Return the entries below in their exact form, leaving the pictures out.

(INPUT):
□ □ □ □ □
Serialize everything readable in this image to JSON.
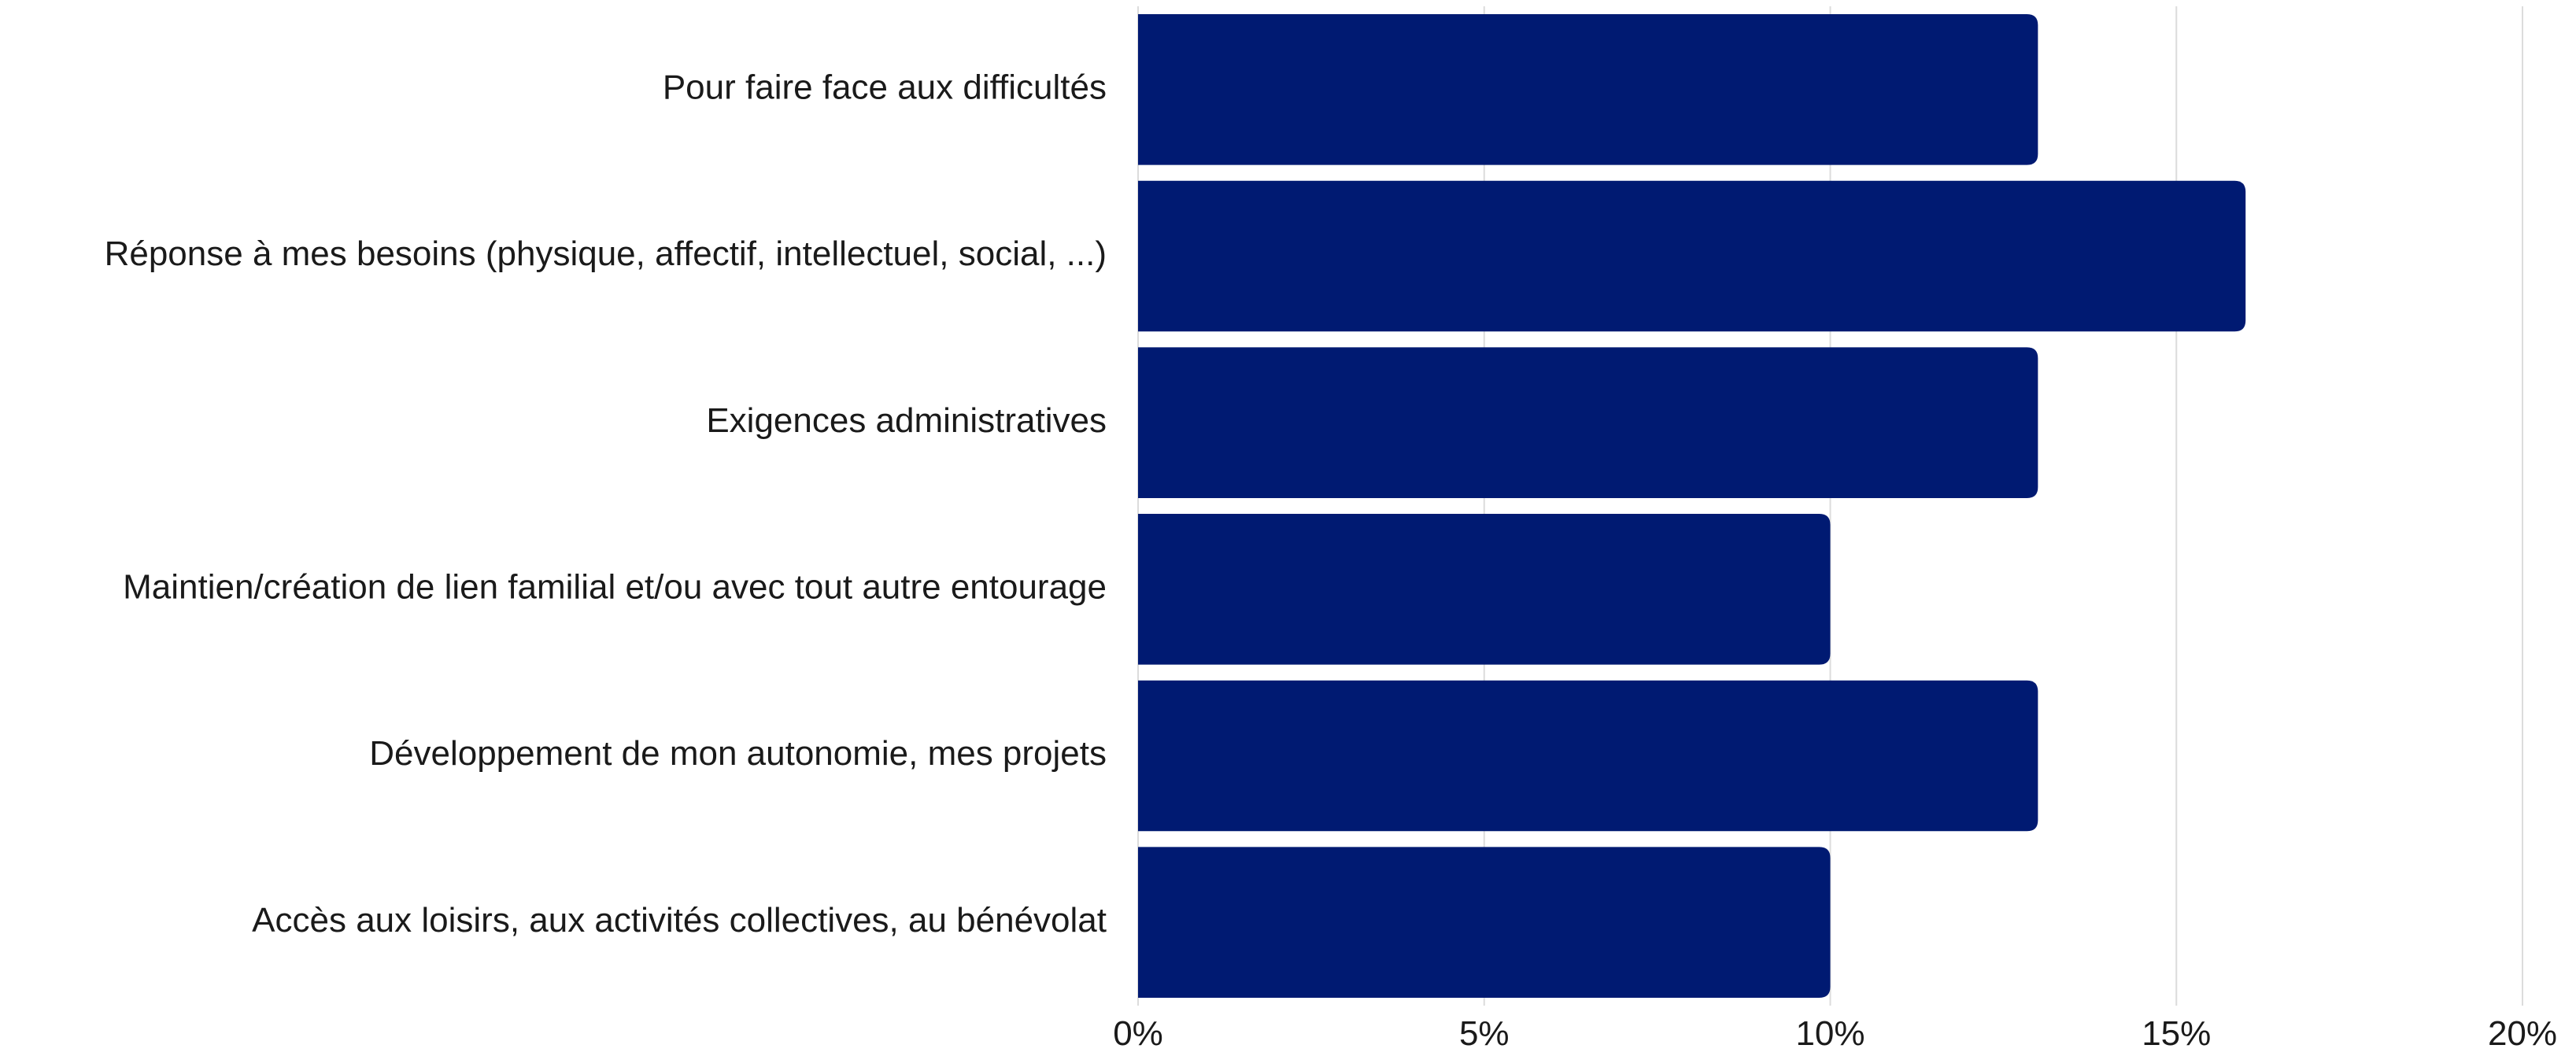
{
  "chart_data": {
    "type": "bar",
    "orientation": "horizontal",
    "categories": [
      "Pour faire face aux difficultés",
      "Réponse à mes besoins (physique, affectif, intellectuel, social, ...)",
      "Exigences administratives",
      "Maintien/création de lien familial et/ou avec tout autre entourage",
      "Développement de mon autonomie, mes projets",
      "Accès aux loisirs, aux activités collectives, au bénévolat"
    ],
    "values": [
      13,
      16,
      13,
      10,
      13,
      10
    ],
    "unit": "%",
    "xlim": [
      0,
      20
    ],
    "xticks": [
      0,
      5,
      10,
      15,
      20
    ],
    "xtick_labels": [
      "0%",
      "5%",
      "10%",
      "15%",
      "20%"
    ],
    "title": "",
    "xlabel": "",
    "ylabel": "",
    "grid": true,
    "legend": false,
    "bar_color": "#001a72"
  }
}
□ □ □ □ □
(FINAL RESULT):
Serialize everything readable in this image to JSON.
{
  "chart_data": {
    "type": "bar",
    "orientation": "horizontal",
    "categories": [
      "Pour faire face aux difficultés",
      "Réponse à mes besoins (physique, affectif, intellectuel, social, ...)",
      "Exigences administratives",
      "Maintien/création de lien familial et/ou avec tout autre entourage",
      "Développement de mon autonomie, mes projets",
      "Accès aux loisirs, aux activités collectives, au bénévolat"
    ],
    "values": [
      13,
      16,
      13,
      10,
      13,
      10
    ],
    "unit": "%",
    "xlim": [
      0,
      20
    ],
    "xticks": [
      0,
      5,
      10,
      15,
      20
    ],
    "xtick_labels": [
      "0%",
      "5%",
      "10%",
      "15%",
      "20%"
    ],
    "title": "",
    "xlabel": "",
    "ylabel": "",
    "grid": true,
    "legend": false,
    "bar_color": "#001a72"
  }
}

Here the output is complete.